From the entries below, tally how many lines contain "color" and report only that figure.

***** RECORDS FOR THE EXERCISE *****

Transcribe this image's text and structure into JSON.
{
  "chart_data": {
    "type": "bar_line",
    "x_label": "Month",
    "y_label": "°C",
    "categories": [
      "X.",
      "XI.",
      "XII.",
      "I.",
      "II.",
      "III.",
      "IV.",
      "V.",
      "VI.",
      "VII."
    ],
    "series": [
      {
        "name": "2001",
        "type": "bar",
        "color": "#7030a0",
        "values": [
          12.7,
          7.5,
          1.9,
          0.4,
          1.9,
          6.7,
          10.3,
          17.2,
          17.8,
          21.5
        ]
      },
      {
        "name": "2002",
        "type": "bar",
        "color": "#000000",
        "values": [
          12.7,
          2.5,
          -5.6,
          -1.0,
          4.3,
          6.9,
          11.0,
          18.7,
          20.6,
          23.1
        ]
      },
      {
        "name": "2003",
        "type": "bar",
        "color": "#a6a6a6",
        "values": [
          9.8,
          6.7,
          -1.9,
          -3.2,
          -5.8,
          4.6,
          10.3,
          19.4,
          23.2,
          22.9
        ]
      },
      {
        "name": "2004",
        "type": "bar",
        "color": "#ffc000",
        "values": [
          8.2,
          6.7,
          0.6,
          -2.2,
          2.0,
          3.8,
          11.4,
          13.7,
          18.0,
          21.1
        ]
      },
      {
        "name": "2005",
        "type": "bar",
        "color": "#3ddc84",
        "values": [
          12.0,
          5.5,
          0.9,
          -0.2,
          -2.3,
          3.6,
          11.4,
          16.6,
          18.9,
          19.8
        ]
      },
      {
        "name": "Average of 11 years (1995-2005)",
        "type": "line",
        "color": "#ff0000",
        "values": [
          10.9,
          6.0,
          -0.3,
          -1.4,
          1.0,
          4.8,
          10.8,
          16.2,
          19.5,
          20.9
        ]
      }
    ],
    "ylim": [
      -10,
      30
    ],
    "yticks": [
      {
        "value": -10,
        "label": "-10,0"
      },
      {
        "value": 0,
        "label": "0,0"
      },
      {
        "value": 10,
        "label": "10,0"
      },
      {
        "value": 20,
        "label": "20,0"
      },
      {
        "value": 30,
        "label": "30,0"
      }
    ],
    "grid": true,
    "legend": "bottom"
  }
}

*****

_EXERCISE RESPONSE_.
6